__TEXT__:
+++
[World, October 23, 1993]
I arrived a little early to pick up my 11-year-old son at church camp. It was dinnertime in the long wooden hall, 263 kids noisily banging the cups and wolfing down cherry cobbler. Suddenly a table of boys burst into incoherent song—the words a blur, but the tone tauntingly playful. It was greeted with a mixture of applause and boos. "That’s Cabin 44," Stephen grinned. "Every night they have a battle with Cabin 5. They make up rhymes about each other."
When a few minutes had lapsed another song struck up, this one all in girls’ voices. "That’s Cabin 5," Stephen told me. When they finished, I joined the yays (Go, team!) while Stephen went "Boo!" "I had to go ‘boo,’" he explained to me, sincerely. "I knew they were making fun of men. I knew it was a sexist joke."
Where did this come from? Playful sparring between boys and girls is sexist? What next? The war between the sexes is probably the first conflict we encounter in life. I recalled the day my daughter had come home from first grade, her face red with fury. A boy had said something very bad to her; she was so angry she couldn’t bear to repeat it. With my coaxing, it eventually came forth. What the boy had said was,
"Girls go to Jupiter to get more stupider.
Boys go to Mars to get more candy bars."
Now, this does not impress me as a specimen of high-flown devastating rhetoric, but it had its desired effect on my daughter. The war was on.
It is a given that, in this vast and lonely world, people enjoy finding a place by identifying with a group, and highlighting differences with those outside the group. But why is the first such group-division we encounter that of girls versus boys? As I looked across that dining hall I saw lots of ways the children could have divided up against each other. As it was an Orthodox Church camp, I could see children with Lebanese, Syrian, Greek, and Slavic features, in addition to Oriental- and African-Americans and blue-eyed Anglo-Saxons like my son. It would have been easy to choose sides according to ancient ethnic feuding lines. Alternatively, we were just a stone’s throw from the Mason-Dixon line; all these now-American children could have squared off as Northerners versus Southerners. Or the older adolescents could have tormented and abused the younger kids. Any number of conflicts could have been chosen.
+++
Reproduce the passage of the church camp text starting with "Where did this" and going on through "get more stupider.".

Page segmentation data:
+++
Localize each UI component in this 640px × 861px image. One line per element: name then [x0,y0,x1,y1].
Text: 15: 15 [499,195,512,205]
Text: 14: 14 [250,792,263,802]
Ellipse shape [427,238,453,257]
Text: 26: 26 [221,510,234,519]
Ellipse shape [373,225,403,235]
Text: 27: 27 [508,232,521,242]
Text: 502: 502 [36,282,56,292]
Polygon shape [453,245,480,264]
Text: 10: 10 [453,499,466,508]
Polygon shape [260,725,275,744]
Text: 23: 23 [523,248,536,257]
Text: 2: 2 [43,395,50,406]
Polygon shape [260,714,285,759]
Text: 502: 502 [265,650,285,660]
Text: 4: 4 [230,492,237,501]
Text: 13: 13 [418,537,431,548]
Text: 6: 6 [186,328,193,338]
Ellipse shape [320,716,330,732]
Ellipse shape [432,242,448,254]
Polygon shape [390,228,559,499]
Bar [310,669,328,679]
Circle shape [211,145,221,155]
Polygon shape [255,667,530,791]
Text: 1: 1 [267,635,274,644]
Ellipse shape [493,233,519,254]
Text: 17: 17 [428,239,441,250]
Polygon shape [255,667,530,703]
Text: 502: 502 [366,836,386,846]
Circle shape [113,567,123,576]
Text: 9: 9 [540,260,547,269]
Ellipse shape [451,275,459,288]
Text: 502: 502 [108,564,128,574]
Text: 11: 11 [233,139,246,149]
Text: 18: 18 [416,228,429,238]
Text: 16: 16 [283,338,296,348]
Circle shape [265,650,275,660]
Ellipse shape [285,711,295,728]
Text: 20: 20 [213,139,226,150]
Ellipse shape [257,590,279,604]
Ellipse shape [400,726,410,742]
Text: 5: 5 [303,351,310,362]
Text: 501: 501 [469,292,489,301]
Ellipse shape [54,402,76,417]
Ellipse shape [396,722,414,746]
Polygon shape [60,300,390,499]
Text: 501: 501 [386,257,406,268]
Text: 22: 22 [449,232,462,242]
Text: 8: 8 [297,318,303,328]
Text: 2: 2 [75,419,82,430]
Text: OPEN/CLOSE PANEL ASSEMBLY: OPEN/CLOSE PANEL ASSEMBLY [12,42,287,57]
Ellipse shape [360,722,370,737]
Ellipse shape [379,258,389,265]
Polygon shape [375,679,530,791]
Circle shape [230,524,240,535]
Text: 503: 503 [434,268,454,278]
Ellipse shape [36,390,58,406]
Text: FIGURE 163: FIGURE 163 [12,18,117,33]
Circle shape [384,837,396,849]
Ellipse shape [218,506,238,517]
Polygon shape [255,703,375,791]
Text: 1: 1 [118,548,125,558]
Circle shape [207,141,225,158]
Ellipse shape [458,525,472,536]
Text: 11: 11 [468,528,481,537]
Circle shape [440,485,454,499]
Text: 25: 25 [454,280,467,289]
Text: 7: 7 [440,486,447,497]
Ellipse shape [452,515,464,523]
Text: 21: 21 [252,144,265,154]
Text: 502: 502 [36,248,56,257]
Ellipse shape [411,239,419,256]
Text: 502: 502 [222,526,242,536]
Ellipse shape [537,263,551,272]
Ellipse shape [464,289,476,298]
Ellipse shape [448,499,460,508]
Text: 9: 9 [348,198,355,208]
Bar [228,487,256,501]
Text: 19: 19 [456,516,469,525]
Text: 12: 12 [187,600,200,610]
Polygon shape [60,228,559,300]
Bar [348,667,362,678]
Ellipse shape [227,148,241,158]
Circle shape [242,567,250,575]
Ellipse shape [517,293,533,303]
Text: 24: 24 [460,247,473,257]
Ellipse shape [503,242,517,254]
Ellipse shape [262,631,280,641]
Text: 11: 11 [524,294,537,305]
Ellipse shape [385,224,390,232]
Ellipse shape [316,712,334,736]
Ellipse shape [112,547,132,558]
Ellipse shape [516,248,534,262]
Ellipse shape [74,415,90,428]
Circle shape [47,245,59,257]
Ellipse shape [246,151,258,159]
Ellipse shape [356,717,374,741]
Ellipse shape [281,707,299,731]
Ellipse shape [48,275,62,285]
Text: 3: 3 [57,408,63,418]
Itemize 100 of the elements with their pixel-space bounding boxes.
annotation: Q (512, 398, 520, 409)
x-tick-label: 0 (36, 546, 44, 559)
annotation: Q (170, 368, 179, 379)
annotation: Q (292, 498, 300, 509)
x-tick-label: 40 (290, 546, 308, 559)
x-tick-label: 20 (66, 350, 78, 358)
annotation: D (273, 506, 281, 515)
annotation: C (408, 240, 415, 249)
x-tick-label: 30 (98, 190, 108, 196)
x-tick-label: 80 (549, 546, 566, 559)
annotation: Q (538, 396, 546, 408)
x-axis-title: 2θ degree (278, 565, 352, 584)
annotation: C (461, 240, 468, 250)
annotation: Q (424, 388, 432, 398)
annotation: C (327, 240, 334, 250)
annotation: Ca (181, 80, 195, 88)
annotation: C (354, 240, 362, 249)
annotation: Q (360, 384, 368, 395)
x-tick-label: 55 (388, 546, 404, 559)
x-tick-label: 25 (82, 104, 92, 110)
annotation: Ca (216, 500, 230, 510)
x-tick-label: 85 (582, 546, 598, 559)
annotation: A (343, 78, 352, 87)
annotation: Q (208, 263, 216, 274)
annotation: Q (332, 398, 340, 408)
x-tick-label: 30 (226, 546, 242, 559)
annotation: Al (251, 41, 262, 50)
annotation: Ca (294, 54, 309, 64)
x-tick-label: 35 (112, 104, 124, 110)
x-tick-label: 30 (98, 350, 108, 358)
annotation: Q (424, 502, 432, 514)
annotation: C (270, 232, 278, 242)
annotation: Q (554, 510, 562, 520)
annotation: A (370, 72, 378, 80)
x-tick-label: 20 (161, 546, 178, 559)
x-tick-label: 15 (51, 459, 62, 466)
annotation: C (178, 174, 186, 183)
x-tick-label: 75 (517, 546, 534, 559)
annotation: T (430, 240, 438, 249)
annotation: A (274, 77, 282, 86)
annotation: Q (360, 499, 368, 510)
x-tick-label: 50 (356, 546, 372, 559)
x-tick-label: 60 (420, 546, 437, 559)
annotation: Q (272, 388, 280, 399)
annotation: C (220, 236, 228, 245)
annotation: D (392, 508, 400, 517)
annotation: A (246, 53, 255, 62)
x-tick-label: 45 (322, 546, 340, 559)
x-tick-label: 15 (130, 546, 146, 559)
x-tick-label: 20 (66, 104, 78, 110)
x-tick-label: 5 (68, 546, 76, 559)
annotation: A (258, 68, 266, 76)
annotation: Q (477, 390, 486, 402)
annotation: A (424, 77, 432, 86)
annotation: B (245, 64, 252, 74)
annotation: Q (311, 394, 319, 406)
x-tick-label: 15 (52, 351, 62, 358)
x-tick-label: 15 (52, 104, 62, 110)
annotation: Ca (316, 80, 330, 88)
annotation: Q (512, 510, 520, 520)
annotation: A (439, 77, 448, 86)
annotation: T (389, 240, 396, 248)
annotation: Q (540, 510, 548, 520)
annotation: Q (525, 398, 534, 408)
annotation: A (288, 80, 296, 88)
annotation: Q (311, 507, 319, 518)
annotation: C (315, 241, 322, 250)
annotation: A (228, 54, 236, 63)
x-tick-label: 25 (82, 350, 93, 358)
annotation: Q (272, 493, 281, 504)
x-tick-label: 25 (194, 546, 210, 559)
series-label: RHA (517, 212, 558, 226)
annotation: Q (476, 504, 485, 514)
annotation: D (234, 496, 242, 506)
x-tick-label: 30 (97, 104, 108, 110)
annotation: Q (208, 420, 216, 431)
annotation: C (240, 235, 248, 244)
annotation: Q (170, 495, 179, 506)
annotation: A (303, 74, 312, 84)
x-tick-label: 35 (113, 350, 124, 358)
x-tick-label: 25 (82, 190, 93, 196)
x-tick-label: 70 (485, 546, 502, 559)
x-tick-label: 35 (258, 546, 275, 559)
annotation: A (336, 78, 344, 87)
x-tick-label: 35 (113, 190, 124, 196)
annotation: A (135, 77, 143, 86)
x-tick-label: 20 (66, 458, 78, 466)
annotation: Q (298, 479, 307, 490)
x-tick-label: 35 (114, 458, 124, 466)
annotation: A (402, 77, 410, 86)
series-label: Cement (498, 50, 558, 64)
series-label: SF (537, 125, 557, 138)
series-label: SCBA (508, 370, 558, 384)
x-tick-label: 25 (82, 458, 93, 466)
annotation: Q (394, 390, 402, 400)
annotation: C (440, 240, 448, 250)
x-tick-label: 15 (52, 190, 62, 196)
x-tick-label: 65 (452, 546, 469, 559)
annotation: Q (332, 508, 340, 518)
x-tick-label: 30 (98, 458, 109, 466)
+++
__ANSWER TO THIS PROBLEM__:
Where did this come from? Playful sparring between boys and girls is sexist? What next? The war between the sexes is probably the first conflict we encounter in life. I recalled the day my daughter had come home from first grade, her face red with fury. A boy had said something very bad to her; she was so angry she couldn’t bear to repeat it. With my coaxing, it eventually came forth. What the boy had said was,
"Girls go to Jupiter to get more stupider.